- [Source records]:
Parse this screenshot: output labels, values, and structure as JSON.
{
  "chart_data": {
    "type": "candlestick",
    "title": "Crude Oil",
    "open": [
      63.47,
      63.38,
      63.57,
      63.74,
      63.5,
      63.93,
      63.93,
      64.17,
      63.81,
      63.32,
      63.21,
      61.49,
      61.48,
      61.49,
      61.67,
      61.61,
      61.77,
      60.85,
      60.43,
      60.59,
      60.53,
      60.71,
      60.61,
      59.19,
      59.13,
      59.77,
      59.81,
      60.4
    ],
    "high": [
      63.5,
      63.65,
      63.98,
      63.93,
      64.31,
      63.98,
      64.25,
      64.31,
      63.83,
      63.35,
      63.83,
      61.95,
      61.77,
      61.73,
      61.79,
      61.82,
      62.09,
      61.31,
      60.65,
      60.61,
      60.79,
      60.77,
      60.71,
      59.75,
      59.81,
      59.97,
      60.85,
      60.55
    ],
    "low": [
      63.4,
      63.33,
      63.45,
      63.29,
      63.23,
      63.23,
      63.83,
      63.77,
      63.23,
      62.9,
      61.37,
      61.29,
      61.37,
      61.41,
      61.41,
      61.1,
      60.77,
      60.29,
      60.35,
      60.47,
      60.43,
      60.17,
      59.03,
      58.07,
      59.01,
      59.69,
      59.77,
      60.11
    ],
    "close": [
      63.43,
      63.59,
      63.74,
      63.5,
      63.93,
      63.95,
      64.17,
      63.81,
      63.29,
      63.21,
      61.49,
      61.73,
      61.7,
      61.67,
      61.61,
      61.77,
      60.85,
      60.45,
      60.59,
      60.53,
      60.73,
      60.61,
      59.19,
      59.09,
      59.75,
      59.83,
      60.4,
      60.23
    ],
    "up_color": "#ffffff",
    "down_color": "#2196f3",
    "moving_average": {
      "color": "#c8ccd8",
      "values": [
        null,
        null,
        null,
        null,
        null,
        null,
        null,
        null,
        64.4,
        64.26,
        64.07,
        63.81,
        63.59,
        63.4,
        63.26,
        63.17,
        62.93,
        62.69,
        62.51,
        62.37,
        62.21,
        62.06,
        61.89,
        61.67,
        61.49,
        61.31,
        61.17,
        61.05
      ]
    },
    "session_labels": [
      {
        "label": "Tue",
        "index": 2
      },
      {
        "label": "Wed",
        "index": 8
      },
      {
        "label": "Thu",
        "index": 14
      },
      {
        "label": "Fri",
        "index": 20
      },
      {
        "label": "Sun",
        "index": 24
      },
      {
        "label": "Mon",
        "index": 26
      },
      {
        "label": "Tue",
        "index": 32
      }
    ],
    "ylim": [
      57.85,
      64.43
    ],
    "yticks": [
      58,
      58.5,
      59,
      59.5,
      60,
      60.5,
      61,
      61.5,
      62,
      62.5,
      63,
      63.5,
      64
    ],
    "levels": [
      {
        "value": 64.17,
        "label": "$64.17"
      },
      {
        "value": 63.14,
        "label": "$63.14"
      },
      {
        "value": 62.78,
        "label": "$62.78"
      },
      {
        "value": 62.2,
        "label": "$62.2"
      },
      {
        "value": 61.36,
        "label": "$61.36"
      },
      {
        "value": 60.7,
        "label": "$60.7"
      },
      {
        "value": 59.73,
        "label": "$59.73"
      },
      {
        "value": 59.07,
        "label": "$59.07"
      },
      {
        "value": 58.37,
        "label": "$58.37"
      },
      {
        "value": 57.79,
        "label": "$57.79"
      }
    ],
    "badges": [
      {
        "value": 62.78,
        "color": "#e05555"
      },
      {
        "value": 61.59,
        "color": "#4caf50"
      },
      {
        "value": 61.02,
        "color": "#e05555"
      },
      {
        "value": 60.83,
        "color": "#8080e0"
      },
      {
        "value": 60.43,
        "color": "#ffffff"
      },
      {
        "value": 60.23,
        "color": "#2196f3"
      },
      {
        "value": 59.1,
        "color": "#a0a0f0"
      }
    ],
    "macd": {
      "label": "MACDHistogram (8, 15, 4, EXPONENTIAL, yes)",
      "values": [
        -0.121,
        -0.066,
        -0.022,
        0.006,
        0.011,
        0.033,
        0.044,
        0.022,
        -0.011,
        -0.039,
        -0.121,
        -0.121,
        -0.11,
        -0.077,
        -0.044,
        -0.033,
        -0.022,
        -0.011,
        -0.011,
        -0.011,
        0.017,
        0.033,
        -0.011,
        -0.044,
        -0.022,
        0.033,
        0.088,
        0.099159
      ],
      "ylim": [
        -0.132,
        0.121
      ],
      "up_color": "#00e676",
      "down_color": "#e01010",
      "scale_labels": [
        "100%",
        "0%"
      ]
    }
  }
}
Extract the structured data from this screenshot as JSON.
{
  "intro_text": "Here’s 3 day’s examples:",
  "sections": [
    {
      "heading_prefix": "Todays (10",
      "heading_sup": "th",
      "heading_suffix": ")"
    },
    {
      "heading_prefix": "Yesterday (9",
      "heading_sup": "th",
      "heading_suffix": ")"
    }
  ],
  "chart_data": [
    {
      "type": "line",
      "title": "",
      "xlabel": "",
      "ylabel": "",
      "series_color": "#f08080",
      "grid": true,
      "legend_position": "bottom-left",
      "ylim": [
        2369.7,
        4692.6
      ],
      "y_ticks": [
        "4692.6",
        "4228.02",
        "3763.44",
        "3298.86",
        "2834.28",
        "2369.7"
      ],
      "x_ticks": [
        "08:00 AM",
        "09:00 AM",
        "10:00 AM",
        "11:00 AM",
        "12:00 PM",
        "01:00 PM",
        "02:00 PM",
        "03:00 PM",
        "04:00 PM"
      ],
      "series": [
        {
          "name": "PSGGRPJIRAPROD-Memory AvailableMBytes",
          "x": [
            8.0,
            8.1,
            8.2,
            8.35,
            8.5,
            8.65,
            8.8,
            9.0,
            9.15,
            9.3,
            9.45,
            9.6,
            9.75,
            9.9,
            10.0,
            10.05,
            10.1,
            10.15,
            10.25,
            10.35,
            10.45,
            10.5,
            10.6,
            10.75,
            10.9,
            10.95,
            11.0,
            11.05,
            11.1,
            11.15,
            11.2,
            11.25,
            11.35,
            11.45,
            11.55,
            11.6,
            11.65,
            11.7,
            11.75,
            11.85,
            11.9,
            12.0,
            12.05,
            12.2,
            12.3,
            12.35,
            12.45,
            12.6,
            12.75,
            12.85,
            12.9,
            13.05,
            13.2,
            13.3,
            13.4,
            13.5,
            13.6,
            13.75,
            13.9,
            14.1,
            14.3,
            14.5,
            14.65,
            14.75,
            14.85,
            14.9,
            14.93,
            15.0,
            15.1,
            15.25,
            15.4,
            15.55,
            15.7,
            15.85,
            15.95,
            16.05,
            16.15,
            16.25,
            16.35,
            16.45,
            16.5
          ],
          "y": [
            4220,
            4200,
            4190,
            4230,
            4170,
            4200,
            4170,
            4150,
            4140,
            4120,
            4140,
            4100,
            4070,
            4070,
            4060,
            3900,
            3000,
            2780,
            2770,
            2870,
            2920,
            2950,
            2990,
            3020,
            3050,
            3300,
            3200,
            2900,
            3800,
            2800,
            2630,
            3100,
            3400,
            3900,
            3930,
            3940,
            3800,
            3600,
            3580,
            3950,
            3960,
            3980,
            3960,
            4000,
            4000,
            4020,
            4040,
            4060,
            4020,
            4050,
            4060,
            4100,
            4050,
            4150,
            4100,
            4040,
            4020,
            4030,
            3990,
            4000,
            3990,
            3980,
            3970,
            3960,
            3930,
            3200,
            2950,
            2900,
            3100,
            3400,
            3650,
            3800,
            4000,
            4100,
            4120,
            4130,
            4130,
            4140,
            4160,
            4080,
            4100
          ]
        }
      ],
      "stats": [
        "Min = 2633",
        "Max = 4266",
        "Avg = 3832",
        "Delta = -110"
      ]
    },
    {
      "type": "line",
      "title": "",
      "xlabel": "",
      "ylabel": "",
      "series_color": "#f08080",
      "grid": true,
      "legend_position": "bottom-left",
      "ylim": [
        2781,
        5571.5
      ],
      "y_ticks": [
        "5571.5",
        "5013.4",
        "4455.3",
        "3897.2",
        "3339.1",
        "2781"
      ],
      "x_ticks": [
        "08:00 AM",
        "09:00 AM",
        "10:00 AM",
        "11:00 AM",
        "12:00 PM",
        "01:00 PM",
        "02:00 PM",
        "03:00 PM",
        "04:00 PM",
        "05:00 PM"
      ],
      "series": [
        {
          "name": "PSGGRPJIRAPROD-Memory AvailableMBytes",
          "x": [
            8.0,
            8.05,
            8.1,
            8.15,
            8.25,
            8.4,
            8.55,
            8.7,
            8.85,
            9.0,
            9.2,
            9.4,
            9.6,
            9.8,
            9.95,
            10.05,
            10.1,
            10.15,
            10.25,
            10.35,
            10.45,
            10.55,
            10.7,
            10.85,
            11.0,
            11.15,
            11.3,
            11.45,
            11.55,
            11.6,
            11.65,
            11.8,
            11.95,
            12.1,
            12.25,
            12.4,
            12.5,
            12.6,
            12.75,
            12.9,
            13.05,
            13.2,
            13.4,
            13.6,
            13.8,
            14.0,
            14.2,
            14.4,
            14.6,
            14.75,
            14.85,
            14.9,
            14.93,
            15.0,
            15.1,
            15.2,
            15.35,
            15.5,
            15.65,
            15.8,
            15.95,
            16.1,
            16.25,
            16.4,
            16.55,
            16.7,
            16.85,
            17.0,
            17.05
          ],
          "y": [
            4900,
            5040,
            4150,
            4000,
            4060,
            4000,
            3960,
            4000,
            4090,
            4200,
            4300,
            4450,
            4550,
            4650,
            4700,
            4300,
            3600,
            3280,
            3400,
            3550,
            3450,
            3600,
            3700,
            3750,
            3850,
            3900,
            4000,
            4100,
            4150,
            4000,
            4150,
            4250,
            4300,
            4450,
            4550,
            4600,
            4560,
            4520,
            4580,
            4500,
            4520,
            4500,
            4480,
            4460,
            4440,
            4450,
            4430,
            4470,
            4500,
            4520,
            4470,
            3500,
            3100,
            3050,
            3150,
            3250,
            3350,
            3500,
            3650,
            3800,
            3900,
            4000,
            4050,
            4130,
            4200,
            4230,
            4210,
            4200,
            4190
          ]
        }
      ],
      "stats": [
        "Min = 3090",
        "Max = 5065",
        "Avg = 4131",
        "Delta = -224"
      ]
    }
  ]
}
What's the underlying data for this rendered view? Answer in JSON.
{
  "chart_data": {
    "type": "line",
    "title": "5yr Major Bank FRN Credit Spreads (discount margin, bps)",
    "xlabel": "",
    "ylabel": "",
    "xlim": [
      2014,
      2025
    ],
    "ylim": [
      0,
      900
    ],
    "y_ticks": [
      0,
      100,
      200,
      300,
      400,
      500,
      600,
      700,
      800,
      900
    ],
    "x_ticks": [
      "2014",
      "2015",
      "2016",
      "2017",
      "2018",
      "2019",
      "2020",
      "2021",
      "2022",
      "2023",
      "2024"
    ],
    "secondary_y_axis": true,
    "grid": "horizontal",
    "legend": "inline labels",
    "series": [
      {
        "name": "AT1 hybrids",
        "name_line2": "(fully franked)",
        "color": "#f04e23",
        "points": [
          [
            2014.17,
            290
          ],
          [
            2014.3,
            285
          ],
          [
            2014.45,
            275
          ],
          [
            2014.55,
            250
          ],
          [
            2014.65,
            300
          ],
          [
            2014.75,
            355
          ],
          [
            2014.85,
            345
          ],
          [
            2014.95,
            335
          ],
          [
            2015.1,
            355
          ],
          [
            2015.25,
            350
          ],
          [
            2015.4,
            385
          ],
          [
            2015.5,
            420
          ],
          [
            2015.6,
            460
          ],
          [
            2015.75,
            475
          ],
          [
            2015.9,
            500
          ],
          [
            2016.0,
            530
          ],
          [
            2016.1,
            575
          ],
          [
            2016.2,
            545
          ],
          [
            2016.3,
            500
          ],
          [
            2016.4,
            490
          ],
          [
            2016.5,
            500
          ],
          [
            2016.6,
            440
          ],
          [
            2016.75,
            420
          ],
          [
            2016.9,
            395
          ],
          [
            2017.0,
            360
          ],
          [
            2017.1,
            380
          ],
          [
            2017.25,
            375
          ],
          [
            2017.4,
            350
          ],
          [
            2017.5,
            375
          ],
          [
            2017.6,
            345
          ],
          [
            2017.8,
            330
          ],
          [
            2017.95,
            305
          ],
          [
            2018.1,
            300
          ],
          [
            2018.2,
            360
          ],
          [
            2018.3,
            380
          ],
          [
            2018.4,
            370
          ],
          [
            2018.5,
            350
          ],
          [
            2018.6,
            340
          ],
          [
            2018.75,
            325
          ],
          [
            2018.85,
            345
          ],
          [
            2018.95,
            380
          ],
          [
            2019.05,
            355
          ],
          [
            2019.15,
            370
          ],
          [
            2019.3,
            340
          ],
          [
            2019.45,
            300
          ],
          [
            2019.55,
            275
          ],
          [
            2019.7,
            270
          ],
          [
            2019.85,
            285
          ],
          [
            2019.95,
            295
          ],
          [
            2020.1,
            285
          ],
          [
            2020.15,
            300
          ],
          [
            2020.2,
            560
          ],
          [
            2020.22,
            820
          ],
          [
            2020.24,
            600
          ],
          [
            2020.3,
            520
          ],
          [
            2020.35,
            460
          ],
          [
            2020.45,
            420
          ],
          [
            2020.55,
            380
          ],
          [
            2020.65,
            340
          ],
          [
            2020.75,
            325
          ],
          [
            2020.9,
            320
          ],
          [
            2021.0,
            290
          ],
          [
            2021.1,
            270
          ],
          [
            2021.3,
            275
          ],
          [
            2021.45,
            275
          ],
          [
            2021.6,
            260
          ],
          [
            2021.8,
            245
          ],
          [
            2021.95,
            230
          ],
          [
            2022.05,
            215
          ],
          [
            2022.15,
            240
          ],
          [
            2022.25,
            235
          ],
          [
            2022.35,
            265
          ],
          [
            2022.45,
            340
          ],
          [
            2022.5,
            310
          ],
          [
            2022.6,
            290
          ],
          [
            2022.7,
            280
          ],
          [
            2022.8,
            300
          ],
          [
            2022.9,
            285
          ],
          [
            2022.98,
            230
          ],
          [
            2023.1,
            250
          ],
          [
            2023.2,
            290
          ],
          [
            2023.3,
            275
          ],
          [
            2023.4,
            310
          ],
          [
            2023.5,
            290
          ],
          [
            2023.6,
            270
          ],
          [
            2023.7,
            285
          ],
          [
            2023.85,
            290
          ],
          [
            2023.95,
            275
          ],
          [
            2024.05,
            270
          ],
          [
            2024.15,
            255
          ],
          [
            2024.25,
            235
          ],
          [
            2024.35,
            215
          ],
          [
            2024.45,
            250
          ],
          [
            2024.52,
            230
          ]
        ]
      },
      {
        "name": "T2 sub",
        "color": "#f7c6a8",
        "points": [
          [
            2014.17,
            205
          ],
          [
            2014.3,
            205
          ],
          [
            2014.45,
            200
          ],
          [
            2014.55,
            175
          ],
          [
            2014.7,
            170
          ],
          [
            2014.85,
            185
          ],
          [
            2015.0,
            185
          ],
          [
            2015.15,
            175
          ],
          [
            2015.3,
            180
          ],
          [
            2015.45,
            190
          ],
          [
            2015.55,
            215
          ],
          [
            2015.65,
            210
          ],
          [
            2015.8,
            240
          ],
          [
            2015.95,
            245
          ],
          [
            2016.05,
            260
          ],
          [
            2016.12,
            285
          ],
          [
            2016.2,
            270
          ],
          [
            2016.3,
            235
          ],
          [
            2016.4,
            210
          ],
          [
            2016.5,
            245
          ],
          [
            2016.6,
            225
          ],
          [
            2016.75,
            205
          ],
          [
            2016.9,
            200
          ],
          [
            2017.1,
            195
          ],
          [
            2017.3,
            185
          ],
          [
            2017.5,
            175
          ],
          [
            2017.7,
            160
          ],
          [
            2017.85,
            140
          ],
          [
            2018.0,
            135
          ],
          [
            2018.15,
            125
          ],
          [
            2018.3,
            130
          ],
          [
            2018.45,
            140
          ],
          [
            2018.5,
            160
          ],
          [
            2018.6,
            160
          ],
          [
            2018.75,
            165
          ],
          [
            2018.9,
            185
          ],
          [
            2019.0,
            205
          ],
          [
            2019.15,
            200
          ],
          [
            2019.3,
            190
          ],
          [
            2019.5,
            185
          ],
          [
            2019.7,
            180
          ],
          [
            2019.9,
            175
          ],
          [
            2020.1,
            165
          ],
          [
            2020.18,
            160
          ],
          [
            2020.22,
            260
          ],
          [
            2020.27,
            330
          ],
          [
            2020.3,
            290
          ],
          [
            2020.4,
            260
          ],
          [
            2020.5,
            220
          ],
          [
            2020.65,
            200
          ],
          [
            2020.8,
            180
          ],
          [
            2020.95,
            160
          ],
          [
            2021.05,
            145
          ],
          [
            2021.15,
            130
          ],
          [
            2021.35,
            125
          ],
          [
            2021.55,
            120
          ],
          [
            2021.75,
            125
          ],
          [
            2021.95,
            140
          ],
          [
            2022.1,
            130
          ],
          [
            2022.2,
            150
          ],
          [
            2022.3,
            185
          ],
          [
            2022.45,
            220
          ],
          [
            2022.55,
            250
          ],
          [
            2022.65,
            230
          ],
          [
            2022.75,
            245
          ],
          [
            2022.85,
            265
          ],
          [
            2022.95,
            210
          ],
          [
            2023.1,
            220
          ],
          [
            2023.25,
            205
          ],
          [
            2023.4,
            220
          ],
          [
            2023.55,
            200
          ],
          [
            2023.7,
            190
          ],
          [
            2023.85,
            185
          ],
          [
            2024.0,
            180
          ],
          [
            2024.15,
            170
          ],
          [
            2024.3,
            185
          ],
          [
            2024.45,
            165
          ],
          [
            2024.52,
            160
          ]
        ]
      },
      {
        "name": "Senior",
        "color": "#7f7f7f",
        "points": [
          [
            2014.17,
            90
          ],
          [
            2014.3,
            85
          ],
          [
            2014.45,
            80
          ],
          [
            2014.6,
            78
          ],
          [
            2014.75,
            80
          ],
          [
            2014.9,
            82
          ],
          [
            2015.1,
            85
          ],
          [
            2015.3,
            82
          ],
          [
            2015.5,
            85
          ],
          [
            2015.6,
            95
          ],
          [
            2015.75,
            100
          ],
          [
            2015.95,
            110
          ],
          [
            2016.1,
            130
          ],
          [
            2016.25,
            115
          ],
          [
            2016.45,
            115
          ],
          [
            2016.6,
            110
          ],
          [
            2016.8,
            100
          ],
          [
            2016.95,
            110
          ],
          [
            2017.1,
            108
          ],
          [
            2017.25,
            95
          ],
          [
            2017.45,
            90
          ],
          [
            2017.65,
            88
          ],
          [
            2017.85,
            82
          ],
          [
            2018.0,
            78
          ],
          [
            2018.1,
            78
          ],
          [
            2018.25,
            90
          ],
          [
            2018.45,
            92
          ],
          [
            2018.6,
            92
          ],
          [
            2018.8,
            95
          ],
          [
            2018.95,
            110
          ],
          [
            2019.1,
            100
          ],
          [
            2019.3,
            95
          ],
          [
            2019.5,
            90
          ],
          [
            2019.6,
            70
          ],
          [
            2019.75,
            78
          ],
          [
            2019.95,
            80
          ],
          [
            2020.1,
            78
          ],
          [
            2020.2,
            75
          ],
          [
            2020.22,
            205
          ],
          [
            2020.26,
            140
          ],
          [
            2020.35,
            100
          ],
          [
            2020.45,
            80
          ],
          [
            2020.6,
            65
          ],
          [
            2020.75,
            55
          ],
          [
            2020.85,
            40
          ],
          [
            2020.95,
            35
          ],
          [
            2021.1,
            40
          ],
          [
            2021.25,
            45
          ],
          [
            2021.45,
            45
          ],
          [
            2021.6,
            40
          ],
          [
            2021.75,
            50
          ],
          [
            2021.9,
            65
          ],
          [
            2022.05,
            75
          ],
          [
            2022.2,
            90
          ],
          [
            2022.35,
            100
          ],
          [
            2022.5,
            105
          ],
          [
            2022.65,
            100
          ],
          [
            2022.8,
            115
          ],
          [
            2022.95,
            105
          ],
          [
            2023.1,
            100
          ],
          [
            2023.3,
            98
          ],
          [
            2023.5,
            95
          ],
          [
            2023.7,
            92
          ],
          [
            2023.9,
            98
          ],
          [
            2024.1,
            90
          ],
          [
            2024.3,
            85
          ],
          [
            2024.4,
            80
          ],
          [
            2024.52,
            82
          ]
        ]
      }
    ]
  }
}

- [Problem requirements]:
Count the lines above that contain the word "screenshot". Give only the number.

- [Exercise output]:
2